>>>

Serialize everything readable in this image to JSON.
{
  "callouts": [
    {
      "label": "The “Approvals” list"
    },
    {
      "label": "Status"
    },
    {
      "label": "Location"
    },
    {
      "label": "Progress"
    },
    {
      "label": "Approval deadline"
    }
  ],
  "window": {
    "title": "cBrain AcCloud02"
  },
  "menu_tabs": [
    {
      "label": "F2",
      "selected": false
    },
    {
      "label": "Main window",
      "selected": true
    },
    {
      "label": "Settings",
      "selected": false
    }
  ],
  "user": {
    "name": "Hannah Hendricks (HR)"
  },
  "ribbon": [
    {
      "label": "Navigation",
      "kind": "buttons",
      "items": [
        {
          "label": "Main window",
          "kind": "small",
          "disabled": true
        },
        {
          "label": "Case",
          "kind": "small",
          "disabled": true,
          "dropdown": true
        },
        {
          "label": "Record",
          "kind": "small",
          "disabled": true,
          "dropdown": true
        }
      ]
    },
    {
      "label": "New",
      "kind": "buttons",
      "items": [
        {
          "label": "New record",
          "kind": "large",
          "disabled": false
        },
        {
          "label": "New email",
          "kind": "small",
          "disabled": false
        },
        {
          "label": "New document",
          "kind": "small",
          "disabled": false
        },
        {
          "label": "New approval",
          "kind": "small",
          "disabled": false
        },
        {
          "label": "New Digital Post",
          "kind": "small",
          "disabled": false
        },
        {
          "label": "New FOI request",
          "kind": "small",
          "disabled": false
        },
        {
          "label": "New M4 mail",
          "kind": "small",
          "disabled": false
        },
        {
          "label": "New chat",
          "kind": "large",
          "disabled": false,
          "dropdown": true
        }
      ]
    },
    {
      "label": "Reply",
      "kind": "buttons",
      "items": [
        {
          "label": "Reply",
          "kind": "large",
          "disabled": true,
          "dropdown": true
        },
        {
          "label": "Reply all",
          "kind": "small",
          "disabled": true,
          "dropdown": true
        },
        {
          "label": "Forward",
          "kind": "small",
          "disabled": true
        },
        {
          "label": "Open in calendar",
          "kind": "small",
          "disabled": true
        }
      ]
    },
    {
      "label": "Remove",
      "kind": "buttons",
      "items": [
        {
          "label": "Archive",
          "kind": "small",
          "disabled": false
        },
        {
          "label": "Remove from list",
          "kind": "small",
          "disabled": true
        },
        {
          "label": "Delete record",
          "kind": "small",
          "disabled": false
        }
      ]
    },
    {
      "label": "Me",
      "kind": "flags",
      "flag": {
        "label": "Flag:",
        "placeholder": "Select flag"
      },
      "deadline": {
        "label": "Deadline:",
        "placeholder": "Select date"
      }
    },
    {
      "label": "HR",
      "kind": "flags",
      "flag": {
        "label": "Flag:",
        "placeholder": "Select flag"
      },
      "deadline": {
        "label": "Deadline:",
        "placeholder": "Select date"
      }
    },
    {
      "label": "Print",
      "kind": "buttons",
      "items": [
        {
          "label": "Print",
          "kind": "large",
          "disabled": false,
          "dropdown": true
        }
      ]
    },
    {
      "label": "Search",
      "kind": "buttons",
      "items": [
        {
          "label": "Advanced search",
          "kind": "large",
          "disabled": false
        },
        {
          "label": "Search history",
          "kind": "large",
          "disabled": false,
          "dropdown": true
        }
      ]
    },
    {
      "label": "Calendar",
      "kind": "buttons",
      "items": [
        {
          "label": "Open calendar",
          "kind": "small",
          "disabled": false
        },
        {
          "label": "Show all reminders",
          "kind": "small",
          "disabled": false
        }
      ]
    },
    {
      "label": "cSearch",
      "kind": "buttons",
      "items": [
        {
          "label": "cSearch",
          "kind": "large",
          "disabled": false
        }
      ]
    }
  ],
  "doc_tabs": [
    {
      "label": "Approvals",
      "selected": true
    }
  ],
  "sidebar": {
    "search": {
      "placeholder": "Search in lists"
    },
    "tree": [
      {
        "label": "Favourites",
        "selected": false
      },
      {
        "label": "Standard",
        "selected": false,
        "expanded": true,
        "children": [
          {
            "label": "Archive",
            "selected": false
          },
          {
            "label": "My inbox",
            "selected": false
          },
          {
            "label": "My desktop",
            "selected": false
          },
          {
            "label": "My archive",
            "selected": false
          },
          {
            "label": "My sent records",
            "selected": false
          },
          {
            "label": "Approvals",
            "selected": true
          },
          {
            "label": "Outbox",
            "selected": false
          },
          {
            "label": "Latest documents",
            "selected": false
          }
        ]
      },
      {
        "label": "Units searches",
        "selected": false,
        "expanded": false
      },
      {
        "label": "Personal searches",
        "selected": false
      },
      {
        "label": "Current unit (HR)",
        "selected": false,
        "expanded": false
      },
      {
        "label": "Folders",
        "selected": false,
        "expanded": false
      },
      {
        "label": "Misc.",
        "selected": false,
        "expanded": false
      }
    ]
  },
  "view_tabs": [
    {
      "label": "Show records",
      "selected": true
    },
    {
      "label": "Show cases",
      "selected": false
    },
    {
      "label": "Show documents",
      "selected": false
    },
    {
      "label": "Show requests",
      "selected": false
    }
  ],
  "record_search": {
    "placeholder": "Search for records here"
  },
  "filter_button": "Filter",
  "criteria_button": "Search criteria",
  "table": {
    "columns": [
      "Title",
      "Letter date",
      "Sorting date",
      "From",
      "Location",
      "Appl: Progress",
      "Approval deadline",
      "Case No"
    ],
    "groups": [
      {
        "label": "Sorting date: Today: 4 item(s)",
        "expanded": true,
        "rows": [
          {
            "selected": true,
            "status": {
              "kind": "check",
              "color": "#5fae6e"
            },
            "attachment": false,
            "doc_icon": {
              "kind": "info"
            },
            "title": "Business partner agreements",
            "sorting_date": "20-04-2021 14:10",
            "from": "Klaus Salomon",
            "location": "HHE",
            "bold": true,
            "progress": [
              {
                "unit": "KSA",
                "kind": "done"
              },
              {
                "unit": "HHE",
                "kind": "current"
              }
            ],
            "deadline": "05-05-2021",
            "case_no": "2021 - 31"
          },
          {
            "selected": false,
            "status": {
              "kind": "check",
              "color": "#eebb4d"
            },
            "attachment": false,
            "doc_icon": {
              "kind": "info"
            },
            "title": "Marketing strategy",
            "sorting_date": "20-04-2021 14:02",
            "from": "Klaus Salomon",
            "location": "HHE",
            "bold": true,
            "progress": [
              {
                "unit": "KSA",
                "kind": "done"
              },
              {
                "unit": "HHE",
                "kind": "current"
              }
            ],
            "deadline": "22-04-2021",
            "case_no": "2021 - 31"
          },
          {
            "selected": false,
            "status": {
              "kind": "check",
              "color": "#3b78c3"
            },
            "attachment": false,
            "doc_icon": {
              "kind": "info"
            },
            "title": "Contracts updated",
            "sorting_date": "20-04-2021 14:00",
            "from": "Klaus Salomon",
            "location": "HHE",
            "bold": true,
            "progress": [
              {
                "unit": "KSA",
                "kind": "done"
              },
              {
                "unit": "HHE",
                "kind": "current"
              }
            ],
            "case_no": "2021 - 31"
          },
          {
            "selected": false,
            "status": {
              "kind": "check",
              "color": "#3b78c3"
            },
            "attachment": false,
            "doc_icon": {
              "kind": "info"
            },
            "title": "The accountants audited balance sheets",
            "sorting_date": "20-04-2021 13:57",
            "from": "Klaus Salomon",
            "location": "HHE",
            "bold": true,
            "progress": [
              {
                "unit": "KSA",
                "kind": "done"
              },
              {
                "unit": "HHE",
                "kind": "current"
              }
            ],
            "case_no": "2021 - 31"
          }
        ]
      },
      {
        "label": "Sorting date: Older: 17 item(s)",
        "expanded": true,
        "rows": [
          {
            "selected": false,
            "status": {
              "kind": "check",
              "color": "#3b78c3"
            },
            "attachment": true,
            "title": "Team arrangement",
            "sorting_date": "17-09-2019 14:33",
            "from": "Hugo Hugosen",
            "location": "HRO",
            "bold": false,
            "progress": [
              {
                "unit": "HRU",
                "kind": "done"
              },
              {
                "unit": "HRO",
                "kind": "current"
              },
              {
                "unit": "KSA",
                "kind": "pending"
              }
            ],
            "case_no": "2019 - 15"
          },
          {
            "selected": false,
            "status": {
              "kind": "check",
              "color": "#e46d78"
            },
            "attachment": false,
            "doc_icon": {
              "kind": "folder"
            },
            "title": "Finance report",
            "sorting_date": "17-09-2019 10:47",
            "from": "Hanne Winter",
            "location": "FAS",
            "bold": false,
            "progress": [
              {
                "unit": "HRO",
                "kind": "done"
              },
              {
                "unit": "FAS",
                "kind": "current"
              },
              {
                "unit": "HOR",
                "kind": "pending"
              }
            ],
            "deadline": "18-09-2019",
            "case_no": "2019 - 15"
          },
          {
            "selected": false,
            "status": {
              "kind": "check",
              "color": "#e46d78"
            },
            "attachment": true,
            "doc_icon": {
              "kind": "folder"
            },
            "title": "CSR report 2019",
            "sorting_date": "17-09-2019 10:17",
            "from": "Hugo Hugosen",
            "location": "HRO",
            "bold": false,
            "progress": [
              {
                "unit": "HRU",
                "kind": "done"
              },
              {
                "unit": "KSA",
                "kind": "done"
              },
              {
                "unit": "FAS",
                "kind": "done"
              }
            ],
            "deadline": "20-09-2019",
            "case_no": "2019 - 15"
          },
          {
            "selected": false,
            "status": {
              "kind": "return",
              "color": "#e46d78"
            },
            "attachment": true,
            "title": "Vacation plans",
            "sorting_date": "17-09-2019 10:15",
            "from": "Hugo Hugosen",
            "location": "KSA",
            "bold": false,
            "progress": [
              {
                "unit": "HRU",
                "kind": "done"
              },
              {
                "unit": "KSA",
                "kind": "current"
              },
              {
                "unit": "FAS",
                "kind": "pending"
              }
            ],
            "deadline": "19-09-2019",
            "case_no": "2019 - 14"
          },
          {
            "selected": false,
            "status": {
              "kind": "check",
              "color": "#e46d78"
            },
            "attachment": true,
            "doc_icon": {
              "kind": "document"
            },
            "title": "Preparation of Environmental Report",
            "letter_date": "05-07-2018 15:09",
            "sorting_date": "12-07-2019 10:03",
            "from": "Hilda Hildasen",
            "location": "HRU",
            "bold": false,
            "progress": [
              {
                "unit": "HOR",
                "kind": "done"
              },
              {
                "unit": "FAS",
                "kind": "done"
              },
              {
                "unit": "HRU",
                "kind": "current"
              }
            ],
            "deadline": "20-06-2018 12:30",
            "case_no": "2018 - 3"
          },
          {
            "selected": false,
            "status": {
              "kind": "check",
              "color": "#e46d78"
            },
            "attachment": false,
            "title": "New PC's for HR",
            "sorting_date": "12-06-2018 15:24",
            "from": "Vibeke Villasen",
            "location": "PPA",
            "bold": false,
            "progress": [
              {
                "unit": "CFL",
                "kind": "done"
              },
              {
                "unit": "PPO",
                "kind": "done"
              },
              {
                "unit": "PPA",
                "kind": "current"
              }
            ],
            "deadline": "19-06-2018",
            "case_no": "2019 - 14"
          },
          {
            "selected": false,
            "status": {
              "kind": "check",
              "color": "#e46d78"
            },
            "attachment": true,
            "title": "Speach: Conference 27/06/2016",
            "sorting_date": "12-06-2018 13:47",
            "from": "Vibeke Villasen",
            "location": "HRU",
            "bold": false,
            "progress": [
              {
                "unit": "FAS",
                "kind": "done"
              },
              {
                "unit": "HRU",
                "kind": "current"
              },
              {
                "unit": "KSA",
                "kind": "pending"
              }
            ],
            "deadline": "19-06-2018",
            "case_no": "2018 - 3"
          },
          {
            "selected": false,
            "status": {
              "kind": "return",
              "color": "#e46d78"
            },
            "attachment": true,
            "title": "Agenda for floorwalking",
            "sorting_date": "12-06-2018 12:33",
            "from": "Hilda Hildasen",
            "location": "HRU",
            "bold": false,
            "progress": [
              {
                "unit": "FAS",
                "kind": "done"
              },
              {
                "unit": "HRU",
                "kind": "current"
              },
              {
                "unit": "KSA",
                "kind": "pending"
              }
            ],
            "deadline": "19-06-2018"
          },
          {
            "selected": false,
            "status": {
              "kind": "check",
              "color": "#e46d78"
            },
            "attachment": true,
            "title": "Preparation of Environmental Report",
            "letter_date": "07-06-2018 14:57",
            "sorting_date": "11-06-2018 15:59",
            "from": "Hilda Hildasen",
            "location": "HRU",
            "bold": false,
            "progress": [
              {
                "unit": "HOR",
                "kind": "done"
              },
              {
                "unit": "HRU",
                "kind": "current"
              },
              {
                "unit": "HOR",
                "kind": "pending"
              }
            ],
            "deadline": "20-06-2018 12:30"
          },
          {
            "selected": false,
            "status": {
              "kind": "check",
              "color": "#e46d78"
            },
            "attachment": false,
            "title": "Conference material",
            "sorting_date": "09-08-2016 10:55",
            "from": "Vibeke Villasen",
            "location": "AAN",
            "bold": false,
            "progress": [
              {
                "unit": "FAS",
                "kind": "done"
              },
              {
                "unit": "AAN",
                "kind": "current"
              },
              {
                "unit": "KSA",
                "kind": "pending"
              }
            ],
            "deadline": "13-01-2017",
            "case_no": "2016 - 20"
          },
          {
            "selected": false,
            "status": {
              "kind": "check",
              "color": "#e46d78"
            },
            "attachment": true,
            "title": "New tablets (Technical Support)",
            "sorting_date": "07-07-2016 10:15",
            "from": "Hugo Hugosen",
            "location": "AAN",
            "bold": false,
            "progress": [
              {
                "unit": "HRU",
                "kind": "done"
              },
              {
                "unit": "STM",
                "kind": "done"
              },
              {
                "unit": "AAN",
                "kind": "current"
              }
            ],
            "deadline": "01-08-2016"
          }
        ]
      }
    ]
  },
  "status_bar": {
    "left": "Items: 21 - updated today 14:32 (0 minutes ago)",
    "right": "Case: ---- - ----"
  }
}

<<<

# What you have to do
Take every line that includes the string "Reply" and copy it.

# Solution for this task
      "label": "Reply",
          "label": "Reply",
          "label": "Reply all",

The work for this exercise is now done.